▸ TASK BRIEF
Type out every line below exactly as it reads.

>> begin

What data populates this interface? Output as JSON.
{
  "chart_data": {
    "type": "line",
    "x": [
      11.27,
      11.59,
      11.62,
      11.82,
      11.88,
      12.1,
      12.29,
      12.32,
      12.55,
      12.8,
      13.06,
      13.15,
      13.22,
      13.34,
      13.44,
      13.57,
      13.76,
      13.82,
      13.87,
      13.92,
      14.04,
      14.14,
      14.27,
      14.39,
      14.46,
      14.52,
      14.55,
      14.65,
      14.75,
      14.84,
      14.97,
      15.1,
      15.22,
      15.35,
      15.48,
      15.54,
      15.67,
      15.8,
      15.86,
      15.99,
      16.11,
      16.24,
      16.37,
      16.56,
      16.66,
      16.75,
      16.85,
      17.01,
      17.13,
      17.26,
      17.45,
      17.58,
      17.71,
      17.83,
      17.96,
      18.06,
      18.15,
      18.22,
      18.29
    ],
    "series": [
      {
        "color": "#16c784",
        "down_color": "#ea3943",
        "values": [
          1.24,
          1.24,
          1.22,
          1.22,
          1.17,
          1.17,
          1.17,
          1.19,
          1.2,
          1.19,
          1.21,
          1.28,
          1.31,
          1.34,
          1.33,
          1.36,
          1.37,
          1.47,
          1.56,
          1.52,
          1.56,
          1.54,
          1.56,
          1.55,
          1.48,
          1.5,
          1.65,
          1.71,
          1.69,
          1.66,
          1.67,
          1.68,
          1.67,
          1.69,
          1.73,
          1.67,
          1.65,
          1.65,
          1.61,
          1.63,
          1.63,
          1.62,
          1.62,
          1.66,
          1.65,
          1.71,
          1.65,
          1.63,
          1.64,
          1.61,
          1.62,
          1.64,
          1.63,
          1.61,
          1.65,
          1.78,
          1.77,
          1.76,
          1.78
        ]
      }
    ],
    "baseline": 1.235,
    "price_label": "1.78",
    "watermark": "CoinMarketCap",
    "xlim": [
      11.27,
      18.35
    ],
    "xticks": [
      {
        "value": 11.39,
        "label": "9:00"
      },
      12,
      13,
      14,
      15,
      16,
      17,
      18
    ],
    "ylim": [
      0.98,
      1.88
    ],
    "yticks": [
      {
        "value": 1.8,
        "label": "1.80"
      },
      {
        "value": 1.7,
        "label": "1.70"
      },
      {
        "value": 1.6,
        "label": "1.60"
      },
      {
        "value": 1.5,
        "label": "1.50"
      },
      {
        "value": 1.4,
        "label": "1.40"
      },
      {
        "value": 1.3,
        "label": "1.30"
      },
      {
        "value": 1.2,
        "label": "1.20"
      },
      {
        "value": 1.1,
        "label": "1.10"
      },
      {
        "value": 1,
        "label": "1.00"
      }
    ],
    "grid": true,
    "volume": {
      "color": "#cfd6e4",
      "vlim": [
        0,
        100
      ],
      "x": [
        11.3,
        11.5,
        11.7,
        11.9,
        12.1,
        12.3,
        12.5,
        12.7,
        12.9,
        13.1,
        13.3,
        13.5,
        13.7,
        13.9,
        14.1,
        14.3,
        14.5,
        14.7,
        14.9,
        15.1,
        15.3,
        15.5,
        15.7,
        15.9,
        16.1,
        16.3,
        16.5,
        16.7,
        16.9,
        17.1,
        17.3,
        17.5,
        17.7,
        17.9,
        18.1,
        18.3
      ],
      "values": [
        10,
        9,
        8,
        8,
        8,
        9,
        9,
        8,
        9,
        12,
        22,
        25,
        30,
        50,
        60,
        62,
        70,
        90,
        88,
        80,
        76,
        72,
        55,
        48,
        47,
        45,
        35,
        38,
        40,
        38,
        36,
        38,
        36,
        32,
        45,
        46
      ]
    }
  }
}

>> end

▸ WRITTEN RESPONSE
What data populates this interface? Output as JSON.
{
  "chart_data": {
    "type": "line",
    "x": [
      11.27,
      11.59,
      11.62,
      11.82,
      11.88,
      12.1,
      12.29,
      12.32,
      12.55,
      12.8,
      13.06,
      13.15,
      13.22,
      13.34,
      13.44,
      13.57,
      13.76,
      13.82,
      13.87,
      13.92,
      14.04,
      14.14,
      14.27,
      14.39,
      14.46,
      14.52,
      14.55,
      14.65,
      14.75,
      14.84,
      14.97,
      15.1,
      15.22,
      15.35,
      15.48,
      15.54,
      15.67,
      15.8,
      15.86,
      15.99,
      16.11,
      16.24,
      16.37,
      16.56,
      16.66,
      16.75,
      16.85,
      17.01,
      17.13,
      17.26,
      17.45,
      17.58,
      17.71,
      17.83,
      17.96,
      18.06,
      18.15,
      18.22,
      18.29
    ],
    "series": [
      {
        "color": "#16c784",
        "down_color": "#ea3943",
        "values": [
          1.24,
          1.24,
          1.22,
          1.22,
          1.17,
          1.17,
          1.17,
          1.19,
          1.2,
          1.19,
          1.21,
          1.28,
          1.31,
          1.34,
          1.33,
          1.36,
          1.37,
          1.47,
          1.56,
          1.52,
          1.56,
          1.54,
          1.56,
          1.55,
          1.48,
          1.5,
          1.65,
          1.71,
          1.69,
          1.66,
          1.67,
          1.68,
          1.67,
          1.69,
          1.73,
          1.67,
          1.65,
          1.65,
          1.61,
          1.63,
          1.63,
          1.62,
          1.62,
          1.66,
          1.65,
          1.71,
          1.65,
          1.63,
          1.64,
          1.61,
          1.62,
          1.64,
          1.63,
          1.61,
          1.65,
          1.78,
          1.77,
          1.76,
          1.78
        ]
      }
    ],
    "baseline": 1.235,
    "price_label": "1.78",
    "watermark": "CoinMarketCap",
    "xlim": [
      11.27,
      18.35
    ],
    "xticks": [
      {
        "value": 11.39,
        "label": "9:00"
      },
      12,
      13,
      14,
      15,
      16,
      17,
      18
    ],
    "ylim": [
      0.98,
      1.88
    ],
    "yticks": [
      {
        "value": 1.8,
        "label": "1.80"
      },
      {
        "value": 1.7,
        "label": "1.70"
      },
      {
        "value": 1.6,
        "label": "1.60"
      },
      {
        "value": 1.5,
        "label": "1.50"
      },
      {
        "value": 1.4,
        "label": "1.40"
      },
      {
        "value": 1.3,
        "label": "1.30"
      },
      {
        "value": 1.2,
        "label": "1.20"
      },
      {
        "value": 1.1,
        "label": "1.10"
      },
      {
        "value": 1,
        "label": "1.00"
      }
    ],
    "grid": true,
    "volume": {
      "color": "#cfd6e4",
      "vlim": [
        0,
        100
      ],
      "x": [
        11.3,
        11.5,
        11.7,
        11.9,
        12.1,
        12.3,
        12.5,
        12.7,
        12.9,
        13.1,
        13.3,
        13.5,
        13.7,
        13.9,
        14.1,
        14.3,
        14.5,
        14.7,
        14.9,
        15.1,
        15.3,
        15.5,
        15.7,
        15.9,
        16.1,
        16.3,
        16.5,
        16.7,
        16.9,
        17.1,
        17.3,
        17.5,
        17.7,
        17.9,
        18.1,
        18.3
      ],
      "values": [
        10,
        9,
        8,
        8,
        8,
        9,
        9,
        8,
        9,
        12,
        22,
        25,
        30,
        50,
        60,
        62,
        70,
        90,
        88,
        80,
        76,
        72,
        55,
        48,
        47,
        45,
        35,
        38,
        40,
        38,
        36,
        38,
        36,
        32,
        45,
        46
      ]
    }
  }
}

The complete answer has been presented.